**Work to be completed**
Include in the output the line containing "Reverse-engineer this chart into JSON." and each subsequent line of the records, through the end, transcribed exactly. Add nothing else.

# Records supplied start

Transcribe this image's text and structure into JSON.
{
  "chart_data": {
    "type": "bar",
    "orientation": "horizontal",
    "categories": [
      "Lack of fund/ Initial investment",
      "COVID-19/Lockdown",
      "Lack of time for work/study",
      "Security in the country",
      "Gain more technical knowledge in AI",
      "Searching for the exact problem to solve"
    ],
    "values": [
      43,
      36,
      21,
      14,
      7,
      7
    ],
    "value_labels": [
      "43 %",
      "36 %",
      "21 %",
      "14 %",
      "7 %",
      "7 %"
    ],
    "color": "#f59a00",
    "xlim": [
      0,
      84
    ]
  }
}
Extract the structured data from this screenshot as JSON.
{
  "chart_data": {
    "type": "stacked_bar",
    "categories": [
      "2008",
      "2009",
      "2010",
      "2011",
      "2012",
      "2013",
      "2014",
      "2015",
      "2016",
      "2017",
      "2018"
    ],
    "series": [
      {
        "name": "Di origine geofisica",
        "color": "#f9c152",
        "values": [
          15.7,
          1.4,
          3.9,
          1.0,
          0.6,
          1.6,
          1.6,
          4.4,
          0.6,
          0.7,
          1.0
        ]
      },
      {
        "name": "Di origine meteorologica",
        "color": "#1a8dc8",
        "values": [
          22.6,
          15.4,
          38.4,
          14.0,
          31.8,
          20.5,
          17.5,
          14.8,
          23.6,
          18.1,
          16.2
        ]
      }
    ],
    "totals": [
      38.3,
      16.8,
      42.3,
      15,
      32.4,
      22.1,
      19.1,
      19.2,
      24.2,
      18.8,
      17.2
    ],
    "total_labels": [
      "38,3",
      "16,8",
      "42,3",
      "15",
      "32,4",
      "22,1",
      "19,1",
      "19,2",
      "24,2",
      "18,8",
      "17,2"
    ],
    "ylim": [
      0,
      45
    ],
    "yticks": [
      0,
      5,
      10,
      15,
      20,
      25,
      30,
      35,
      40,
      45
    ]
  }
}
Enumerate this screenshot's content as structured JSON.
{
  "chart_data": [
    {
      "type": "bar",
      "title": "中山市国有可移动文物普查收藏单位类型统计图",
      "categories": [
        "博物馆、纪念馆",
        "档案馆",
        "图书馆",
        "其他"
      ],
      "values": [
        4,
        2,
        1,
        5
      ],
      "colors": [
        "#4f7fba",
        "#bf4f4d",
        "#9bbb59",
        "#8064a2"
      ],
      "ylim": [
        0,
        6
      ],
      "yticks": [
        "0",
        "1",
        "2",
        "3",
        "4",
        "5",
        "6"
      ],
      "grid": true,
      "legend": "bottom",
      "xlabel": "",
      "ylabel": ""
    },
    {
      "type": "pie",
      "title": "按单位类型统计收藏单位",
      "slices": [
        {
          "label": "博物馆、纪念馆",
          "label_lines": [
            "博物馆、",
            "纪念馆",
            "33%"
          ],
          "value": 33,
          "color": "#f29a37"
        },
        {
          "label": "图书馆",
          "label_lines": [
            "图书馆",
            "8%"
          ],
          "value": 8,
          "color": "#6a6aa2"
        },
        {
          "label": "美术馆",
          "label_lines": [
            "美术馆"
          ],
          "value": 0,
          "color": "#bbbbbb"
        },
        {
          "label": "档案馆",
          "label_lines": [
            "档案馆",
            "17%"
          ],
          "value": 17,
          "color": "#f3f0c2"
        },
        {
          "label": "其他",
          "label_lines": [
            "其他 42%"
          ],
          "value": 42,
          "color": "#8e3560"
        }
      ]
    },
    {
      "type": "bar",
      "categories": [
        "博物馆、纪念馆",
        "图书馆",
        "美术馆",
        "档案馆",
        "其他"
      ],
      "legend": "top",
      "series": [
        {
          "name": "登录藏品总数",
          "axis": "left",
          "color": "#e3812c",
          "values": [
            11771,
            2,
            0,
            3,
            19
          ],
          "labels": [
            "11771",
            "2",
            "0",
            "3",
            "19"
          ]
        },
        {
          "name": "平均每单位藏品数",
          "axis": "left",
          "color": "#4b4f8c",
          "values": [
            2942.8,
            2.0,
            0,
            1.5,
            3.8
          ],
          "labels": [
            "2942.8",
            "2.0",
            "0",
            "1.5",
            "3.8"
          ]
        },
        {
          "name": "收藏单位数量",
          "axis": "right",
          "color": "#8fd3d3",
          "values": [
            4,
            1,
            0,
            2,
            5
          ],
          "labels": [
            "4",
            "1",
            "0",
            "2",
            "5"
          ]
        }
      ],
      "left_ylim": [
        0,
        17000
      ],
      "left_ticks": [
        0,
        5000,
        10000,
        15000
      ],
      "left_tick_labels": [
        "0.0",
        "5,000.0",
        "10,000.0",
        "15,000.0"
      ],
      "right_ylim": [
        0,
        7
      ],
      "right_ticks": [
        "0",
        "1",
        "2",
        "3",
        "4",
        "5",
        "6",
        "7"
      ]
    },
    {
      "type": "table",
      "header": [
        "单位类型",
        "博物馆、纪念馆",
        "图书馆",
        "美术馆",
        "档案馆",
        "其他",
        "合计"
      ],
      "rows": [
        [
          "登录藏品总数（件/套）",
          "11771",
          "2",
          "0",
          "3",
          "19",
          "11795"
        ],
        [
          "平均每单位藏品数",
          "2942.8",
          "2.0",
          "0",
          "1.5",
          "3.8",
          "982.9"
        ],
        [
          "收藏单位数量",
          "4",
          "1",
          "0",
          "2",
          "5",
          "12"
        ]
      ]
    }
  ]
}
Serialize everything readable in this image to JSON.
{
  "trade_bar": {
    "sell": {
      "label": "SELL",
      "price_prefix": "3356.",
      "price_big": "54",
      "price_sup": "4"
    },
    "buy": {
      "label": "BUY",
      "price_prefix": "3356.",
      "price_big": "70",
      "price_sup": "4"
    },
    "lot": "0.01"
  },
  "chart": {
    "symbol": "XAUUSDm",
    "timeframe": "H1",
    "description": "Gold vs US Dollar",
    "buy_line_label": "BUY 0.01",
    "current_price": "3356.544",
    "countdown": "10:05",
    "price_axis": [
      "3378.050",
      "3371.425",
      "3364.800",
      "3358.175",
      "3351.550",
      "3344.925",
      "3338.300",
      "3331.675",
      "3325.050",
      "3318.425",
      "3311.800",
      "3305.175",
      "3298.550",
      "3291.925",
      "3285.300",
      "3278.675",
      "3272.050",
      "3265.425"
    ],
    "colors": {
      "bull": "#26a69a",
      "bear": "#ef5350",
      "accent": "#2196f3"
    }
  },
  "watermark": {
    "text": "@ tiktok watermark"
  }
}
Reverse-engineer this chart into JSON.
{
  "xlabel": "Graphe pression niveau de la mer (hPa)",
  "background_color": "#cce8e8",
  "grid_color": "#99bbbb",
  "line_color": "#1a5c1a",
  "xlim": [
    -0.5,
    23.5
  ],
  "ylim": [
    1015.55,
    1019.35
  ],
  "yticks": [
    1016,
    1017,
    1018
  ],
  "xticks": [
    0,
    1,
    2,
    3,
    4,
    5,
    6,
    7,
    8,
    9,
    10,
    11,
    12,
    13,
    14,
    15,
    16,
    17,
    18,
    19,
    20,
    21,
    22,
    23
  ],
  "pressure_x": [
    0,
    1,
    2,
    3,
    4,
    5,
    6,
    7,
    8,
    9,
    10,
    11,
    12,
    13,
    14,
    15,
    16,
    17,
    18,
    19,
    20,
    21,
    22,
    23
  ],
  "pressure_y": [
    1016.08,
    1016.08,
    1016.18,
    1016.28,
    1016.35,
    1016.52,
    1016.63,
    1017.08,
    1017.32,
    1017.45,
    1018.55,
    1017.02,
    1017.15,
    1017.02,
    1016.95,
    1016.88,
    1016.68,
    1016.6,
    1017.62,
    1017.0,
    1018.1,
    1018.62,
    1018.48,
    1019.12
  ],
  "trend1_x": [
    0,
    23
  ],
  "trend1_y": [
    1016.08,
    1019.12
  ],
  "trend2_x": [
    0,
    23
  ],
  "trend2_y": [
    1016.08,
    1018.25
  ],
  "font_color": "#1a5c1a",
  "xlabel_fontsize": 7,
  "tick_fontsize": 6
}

# Records supplied end

**Right answer**
Reverse-engineer this chart into JSON.
{
  "xlabel": "Graphe pression niveau de la mer (hPa)",
  "background_color": "#cce8e8",
  "grid_color": "#99bbbb",
  "line_color": "#1a5c1a",
  "xlim": [
    -0.5,
    23.5
  ],
  "ylim": [
    1015.55,
    1019.35
  ],
  "yticks": [
    1016,
    1017,
    1018
  ],
  "xticks": [
    0,
    1,
    2,
    3,
    4,
    5,
    6,
    7,
    8,
    9,
    10,
    11,
    12,
    13,
    14,
    15,
    16,
    17,
    18,
    19,
    20,
    21,
    22,
    23
  ],
  "pressure_x": [
    0,
    1,
    2,
    3,
    4,
    5,
    6,
    7,
    8,
    9,
    10,
    11,
    12,
    13,
    14,
    15,
    16,
    17,
    18,
    19,
    20,
    21,
    22,
    23
  ],
  "pressure_y": [
    1016.08,
    1016.08,
    1016.18,
    1016.28,
    1016.35,
    1016.52,
    1016.63,
    1017.08,
    1017.32,
    1017.45,
    1018.55,
    1017.02,
    1017.15,
    1017.02,
    1016.95,
    1016.88,
    1016.68,
    1016.6,
    1017.62,
    1017.0,
    1018.1,
    1018.62,
    1018.48,
    1019.12
  ],
  "trend1_x": [
    0,
    23
  ],
  "trend1_y": [
    1016.08,
    1019.12
  ],
  "trend2_x": [
    0,
    23
  ],
  "trend2_y": [
    1016.08,
    1018.25
  ],
  "font_color": "#1a5c1a",
  "xlabel_fontsize": 7,
  "tick_fontsize": 6
}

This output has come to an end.